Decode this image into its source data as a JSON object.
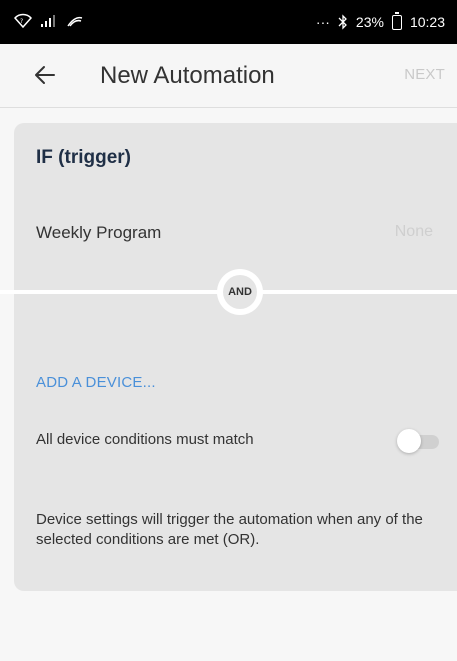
{
  "status_bar": {
    "left_icons": [
      "wifi-icon",
      "signal-icon",
      "cast-icon"
    ],
    "dots": "···",
    "bluetooth_icon": "bluetooth-icon",
    "battery": "23%",
    "time": "10:23"
  },
  "app_bar": {
    "back_icon": "arrow-left-icon",
    "title": "New Automation",
    "next_label": "NEXT"
  },
  "trigger_card": {
    "heading": "IF (trigger)",
    "weekly_program": {
      "label": "Weekly Program",
      "value": "None"
    },
    "and_label": "AND",
    "add_device_label": "ADD A DEVICE...",
    "all_conditions": {
      "label": "All device conditions must match",
      "enabled": false
    },
    "help_text": "Device settings will trigger the automation when any of the selected conditions are met (OR)."
  },
  "colors": {
    "accent_link": "#4a90d9",
    "heading": "#1f2f46",
    "card_bg": "#e5e5e5",
    "disabled_text": "#c9c9c9"
  }
}
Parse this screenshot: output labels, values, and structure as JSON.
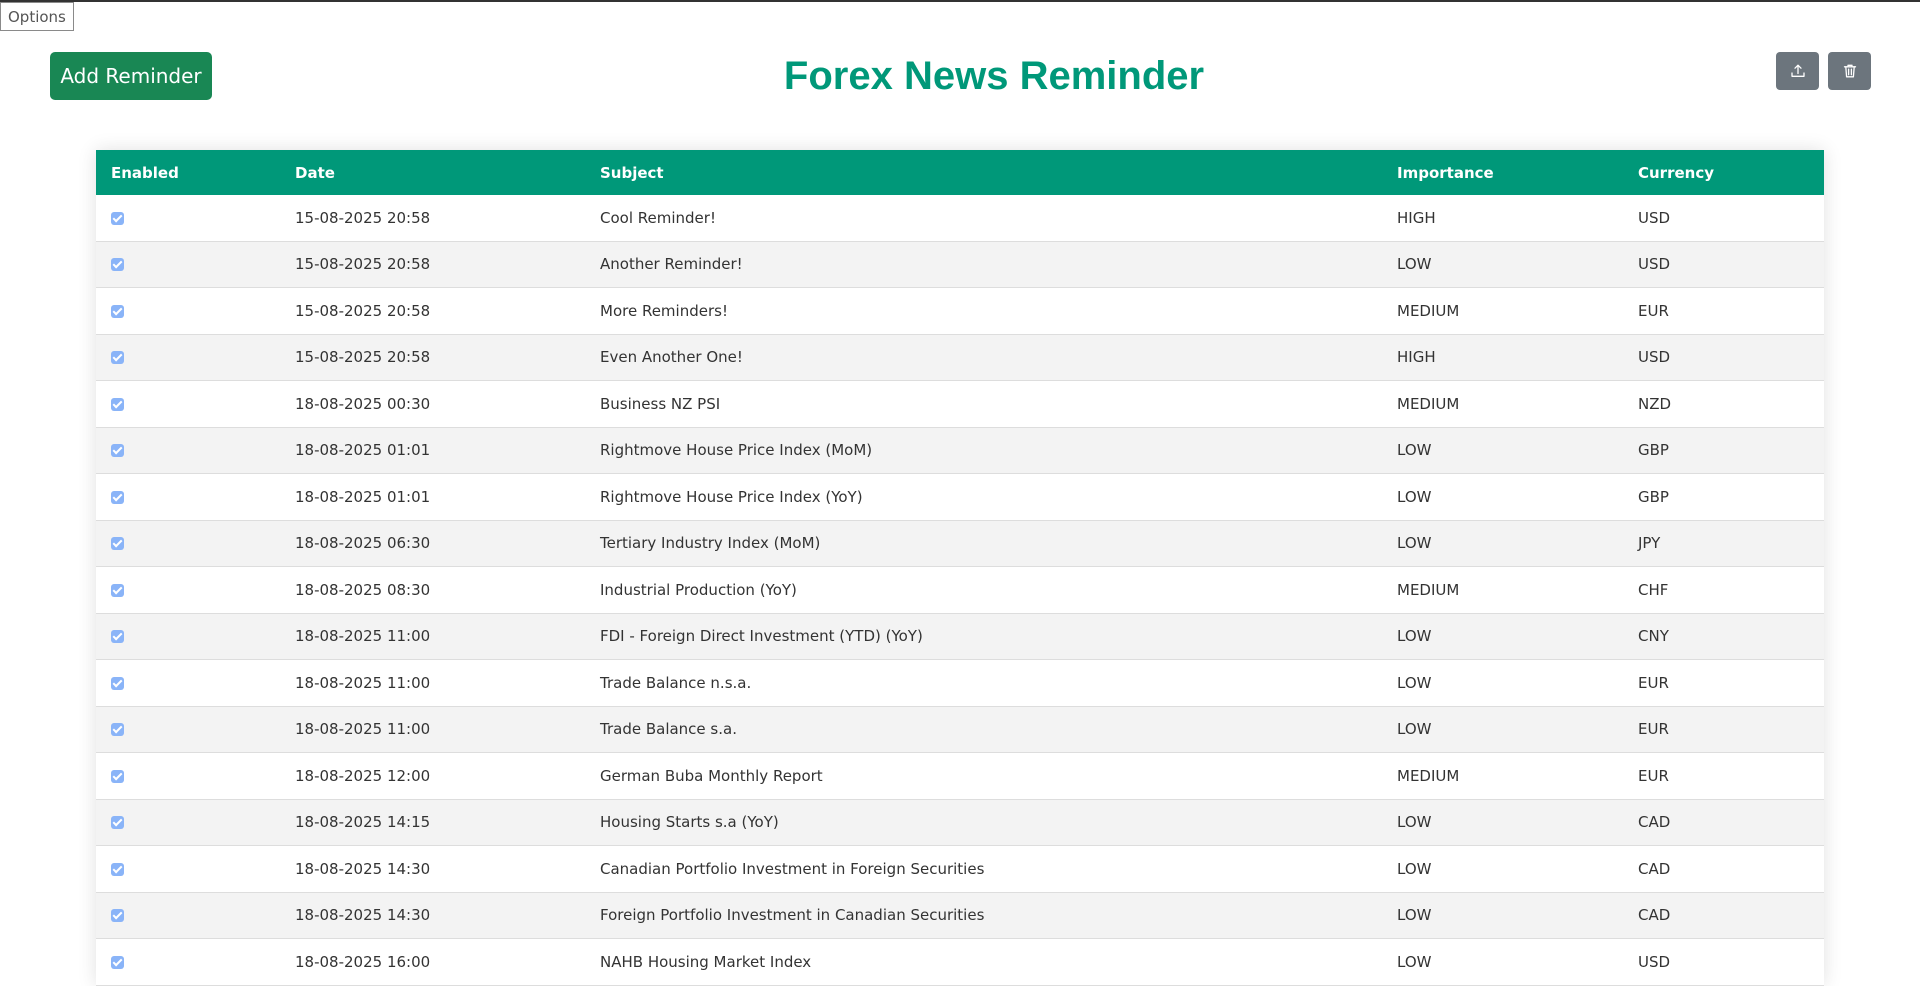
{
  "options_label": "Options",
  "add_button_label": "Add Reminder",
  "title": "Forex News Reminder",
  "icons": {
    "export": "upload-icon",
    "delete": "trash-icon"
  },
  "colors": {
    "accent": "#009879",
    "add_button": "#198754",
    "icon_button": "#6c757d",
    "checkbox": "#8ab4f8"
  },
  "table": {
    "headers": [
      "Enabled",
      "Date",
      "Subject",
      "Importance",
      "Currency"
    ],
    "rows": [
      {
        "enabled": true,
        "date": "15-08-2025 20:58",
        "subject": "Cool Reminder!",
        "importance": "HIGH",
        "currency": "USD"
      },
      {
        "enabled": true,
        "date": "15-08-2025 20:58",
        "subject": "Another Reminder!",
        "importance": "LOW",
        "currency": "USD"
      },
      {
        "enabled": true,
        "date": "15-08-2025 20:58",
        "subject": "More Reminders!",
        "importance": "MEDIUM",
        "currency": "EUR"
      },
      {
        "enabled": true,
        "date": "15-08-2025 20:58",
        "subject": "Even Another One!",
        "importance": "HIGH",
        "currency": "USD"
      },
      {
        "enabled": true,
        "date": "18-08-2025 00:30",
        "subject": "Business NZ PSI",
        "importance": "MEDIUM",
        "currency": "NZD"
      },
      {
        "enabled": true,
        "date": "18-08-2025 01:01",
        "subject": "Rightmove House Price Index (MoM)",
        "importance": "LOW",
        "currency": "GBP"
      },
      {
        "enabled": true,
        "date": "18-08-2025 01:01",
        "subject": "Rightmove House Price Index (YoY)",
        "importance": "LOW",
        "currency": "GBP"
      },
      {
        "enabled": true,
        "date": "18-08-2025 06:30",
        "subject": "Tertiary Industry Index (MoM)",
        "importance": "LOW",
        "currency": "JPY"
      },
      {
        "enabled": true,
        "date": "18-08-2025 08:30",
        "subject": "Industrial Production (YoY)",
        "importance": "MEDIUM",
        "currency": "CHF"
      },
      {
        "enabled": true,
        "date": "18-08-2025 11:00",
        "subject": "FDI - Foreign Direct Investment (YTD) (YoY)",
        "importance": "LOW",
        "currency": "CNY"
      },
      {
        "enabled": true,
        "date": "18-08-2025 11:00",
        "subject": "Trade Balance n.s.a.",
        "importance": "LOW",
        "currency": "EUR"
      },
      {
        "enabled": true,
        "date": "18-08-2025 11:00",
        "subject": "Trade Balance s.a.",
        "importance": "LOW",
        "currency": "EUR"
      },
      {
        "enabled": true,
        "date": "18-08-2025 12:00",
        "subject": "German Buba Monthly Report",
        "importance": "MEDIUM",
        "currency": "EUR"
      },
      {
        "enabled": true,
        "date": "18-08-2025 14:15",
        "subject": "Housing Starts s.a (YoY)",
        "importance": "LOW",
        "currency": "CAD"
      },
      {
        "enabled": true,
        "date": "18-08-2025 14:30",
        "subject": "Canadian Portfolio Investment in Foreign Securities",
        "importance": "LOW",
        "currency": "CAD"
      },
      {
        "enabled": true,
        "date": "18-08-2025 14:30",
        "subject": "Foreign Portfolio Investment in Canadian Securities",
        "importance": "LOW",
        "currency": "CAD"
      },
      {
        "enabled": true,
        "date": "18-08-2025 16:00",
        "subject": "NAHB Housing Market Index",
        "importance": "LOW",
        "currency": "USD"
      }
    ]
  }
}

**Work required:** Search the data for "Foreign". Copy every matching line.

**Output for this task:**
        "subject": "FDI - Foreign Direct Investment (YTD) (YoY)",
        "subject": "Canadian Portfolio Investment in Foreign Securities",
        "subject": "Foreign Portfolio Investment in Canadian Securities",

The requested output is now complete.